*Record set*
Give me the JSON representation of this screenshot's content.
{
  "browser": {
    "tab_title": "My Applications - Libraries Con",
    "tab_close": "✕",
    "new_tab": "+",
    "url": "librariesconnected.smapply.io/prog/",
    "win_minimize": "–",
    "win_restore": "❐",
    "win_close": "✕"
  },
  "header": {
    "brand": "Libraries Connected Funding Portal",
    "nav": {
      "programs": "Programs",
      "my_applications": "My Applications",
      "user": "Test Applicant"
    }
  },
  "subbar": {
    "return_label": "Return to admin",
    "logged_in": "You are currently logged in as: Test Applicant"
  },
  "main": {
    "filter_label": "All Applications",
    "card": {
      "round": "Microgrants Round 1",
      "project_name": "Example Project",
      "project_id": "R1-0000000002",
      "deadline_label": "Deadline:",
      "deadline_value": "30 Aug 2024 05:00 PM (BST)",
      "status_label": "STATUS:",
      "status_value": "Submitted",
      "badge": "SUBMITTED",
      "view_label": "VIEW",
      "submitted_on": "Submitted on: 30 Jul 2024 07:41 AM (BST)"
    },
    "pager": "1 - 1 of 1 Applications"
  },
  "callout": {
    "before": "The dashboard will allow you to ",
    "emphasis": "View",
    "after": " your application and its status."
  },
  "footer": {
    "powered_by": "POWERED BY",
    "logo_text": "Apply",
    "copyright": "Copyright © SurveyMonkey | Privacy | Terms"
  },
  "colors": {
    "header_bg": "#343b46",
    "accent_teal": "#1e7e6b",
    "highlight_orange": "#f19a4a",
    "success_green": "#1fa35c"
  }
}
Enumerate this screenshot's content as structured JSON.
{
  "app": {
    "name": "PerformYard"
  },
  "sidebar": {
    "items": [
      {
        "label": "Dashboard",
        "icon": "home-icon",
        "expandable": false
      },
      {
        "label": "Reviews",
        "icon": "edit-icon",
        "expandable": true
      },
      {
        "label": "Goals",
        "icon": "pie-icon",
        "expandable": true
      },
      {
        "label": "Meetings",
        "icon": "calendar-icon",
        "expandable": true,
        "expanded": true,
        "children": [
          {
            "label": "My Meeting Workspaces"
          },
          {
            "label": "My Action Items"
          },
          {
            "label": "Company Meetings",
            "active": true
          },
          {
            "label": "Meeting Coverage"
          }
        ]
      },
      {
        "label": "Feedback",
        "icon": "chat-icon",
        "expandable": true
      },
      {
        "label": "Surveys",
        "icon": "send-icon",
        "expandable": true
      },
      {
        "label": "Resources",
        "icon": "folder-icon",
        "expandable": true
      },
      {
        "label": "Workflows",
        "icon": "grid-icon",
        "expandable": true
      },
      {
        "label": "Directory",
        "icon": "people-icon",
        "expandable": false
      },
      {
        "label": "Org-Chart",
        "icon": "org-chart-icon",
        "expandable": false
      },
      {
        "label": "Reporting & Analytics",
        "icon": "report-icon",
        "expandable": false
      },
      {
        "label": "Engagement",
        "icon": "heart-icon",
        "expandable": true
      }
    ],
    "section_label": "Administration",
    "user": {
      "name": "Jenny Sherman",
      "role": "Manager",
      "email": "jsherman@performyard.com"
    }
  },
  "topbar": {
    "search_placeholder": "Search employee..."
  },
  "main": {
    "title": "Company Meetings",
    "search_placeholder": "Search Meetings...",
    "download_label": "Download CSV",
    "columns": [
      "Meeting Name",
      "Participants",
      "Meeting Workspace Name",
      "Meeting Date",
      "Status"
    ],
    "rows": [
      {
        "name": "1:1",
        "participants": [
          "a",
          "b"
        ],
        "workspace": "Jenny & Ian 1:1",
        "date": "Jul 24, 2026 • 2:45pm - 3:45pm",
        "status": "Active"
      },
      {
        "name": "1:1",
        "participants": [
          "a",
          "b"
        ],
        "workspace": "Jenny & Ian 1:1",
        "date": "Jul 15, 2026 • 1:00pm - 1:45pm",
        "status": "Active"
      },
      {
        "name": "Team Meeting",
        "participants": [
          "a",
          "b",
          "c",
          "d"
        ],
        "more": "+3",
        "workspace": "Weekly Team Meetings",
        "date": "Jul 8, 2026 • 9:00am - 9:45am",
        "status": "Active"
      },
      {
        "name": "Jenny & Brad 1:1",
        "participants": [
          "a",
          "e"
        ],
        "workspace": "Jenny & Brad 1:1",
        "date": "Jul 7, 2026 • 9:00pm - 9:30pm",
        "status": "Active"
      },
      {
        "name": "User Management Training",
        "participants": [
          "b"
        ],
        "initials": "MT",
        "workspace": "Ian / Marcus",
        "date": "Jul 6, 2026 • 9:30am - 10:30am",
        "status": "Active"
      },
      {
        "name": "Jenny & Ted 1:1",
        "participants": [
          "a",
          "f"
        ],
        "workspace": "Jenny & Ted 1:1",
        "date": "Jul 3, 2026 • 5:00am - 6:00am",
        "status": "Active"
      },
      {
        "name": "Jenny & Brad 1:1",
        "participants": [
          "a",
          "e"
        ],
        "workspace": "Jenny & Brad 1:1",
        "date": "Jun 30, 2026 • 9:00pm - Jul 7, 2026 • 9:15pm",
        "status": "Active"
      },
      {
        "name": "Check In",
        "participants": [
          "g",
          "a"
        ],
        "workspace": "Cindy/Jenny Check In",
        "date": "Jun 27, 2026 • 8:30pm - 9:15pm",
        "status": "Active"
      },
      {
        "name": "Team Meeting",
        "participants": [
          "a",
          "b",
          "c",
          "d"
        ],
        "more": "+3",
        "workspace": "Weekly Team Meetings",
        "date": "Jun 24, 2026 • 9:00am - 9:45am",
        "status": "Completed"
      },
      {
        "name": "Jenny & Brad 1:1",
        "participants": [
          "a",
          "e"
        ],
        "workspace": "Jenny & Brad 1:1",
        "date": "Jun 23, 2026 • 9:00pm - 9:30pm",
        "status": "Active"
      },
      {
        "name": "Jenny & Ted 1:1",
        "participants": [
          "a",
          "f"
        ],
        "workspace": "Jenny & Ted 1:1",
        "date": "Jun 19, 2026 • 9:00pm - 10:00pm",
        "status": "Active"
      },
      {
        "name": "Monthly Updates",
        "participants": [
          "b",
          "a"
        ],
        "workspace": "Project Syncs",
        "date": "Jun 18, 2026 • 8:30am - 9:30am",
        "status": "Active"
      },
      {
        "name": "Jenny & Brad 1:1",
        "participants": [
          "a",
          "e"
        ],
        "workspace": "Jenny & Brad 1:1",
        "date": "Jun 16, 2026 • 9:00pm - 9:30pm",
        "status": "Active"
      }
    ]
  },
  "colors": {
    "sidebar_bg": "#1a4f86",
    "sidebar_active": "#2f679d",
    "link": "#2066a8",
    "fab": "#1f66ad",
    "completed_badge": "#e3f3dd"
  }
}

*What is expected*
Identify each line in the entries with the word "Company" and copy it.

*The reply*
            "label": "Company Meetings",
    "title": "Company Meetings",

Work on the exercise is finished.